WHAT IS NEEDED.
Lines containing the word "from" are to be located and copied.

--- PROVIDED MATERIAL ---

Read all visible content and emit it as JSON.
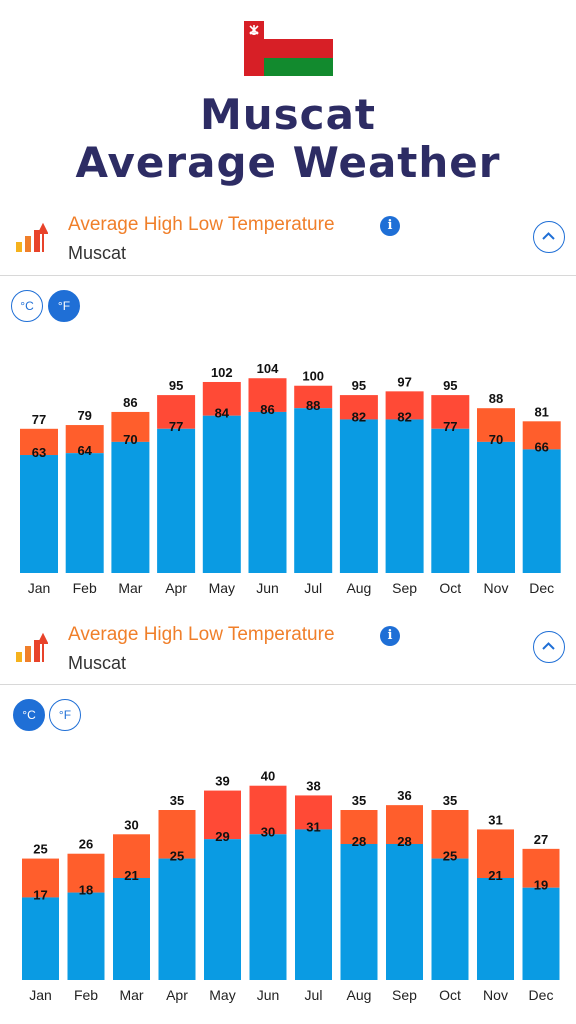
{
  "header": {
    "title_line1": "Muscat",
    "title_line2": "Average Weather",
    "flag_colors": {
      "red": "#d71f26",
      "white": "#ffffff",
      "green": "#128a2e"
    }
  },
  "panels": [
    {
      "title": "Average High Low Temperature",
      "subtitle": "Muscat",
      "unit_c_label": "°C",
      "unit_f_label": "°F",
      "active_unit": "F"
    },
    {
      "title": "Average High Low Temperature",
      "subtitle": "Muscat",
      "unit_c_label": "°C",
      "unit_f_label": "°F",
      "active_unit": "C"
    }
  ],
  "colors": {
    "low_bar": "#0a9be3",
    "high_bar_warm": "#ff5e2c",
    "high_bar_hot": "#ff4a36",
    "accent": "#1f6fd6",
    "title_orange": "#f07f2a"
  },
  "chart_data": [
    {
      "type": "bar",
      "categories": [
        "Jan",
        "Feb",
        "Mar",
        "Apr",
        "May",
        "Jun",
        "Jul",
        "Aug",
        "Sep",
        "Oct",
        "Nov",
        "Dec"
      ],
      "series": [
        {
          "values": [
            77,
            79,
            86,
            95,
            102,
            104,
            100,
            95,
            97,
            95,
            88,
            81
          ]
        },
        {
          "values": [
            63,
            64,
            70,
            77,
            84,
            86,
            88,
            82,
            82,
            77,
            70,
            66
          ]
        }
      ],
      "ylim": [
        0,
        110
      ]
    },
    {
      "type": "bar",
      "categories": [
        "Jan",
        "Feb",
        "Mar",
        "Apr",
        "May",
        "Jun",
        "Jul",
        "Aug",
        "Sep",
        "Oct",
        "Nov",
        "Dec"
      ],
      "series": [
        {
          "values": [
            25,
            26,
            30,
            35,
            39,
            40,
            38,
            35,
            36,
            35,
            31,
            27
          ]
        },
        {
          "values": [
            17,
            18,
            21,
            25,
            29,
            30,
            31,
            28,
            28,
            25,
            21,
            19
          ]
        }
      ],
      "ylim": [
        0,
        42
      ]
    }
  ]
}
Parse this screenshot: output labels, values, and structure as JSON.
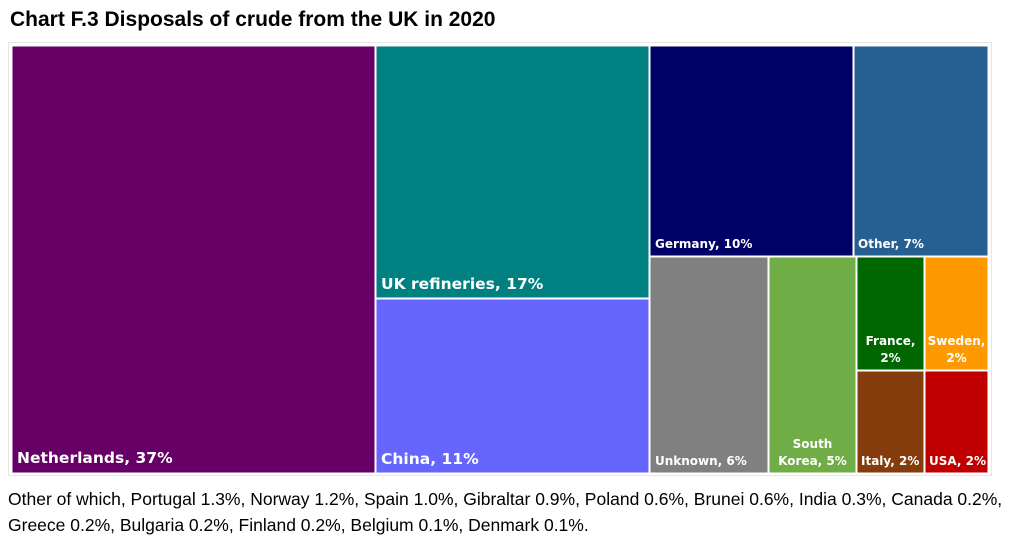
{
  "title": "Chart F.3 Disposals of crude from the UK in 2020",
  "footnote": "Other of which, Portugal 1.3%, Norway 1.2%, Spain 1.0%, Gibraltar 0.9%, Poland 0.6%, Brunei 0.6%, India 0.3%, Canada 0.2%, Greece 0.2%, Bulgaria 0.2%, Finland 0.2%, Belgium 0.1%, Denmark 0.1%.",
  "chart_data": {
    "type": "treemap",
    "title": "Chart F.3 Disposals of crude from the UK in 2020",
    "unit": "%",
    "legend": "none",
    "items": [
      {
        "name": "Netherlands",
        "value": 37,
        "label": "Netherlands, 37%",
        "color": "#660066"
      },
      {
        "name": "UK refineries",
        "value": 17,
        "label": "UK refineries, 17%",
        "color": "#008080"
      },
      {
        "name": "China",
        "value": 11,
        "label": "China, 11%",
        "color": "#6666FF"
      },
      {
        "name": "Germany",
        "value": 10,
        "label": "Germany, 10%",
        "color": "#000066"
      },
      {
        "name": "Other",
        "value": 7,
        "label": "Other, 7%",
        "color": "#265F92"
      },
      {
        "name": "Unknown",
        "value": 6,
        "label": "Unknown, 6%",
        "color": "#808080"
      },
      {
        "name": "South Korea",
        "value": 5,
        "label": "South Korea, 5%",
        "color": "#70AD47"
      },
      {
        "name": "France",
        "value": 2,
        "label": "France, 2%",
        "color": "#006600"
      },
      {
        "name": "Sweden",
        "value": 2,
        "label": "Sweden, 2%",
        "color": "#FF9900"
      },
      {
        "name": "Italy",
        "value": 2,
        "label": "Italy, 2%",
        "color": "#843C0C"
      },
      {
        "name": "USA",
        "value": 2,
        "label": "USA, 2%",
        "color": "#C00000"
      }
    ]
  }
}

---

OUTPUT OF THE EXERCISE.
  "title": "Chart F.3 Disposals of crude from the UK in 2020",
    "title": "Chart F.3 Disposals of crude from the UK in 2020",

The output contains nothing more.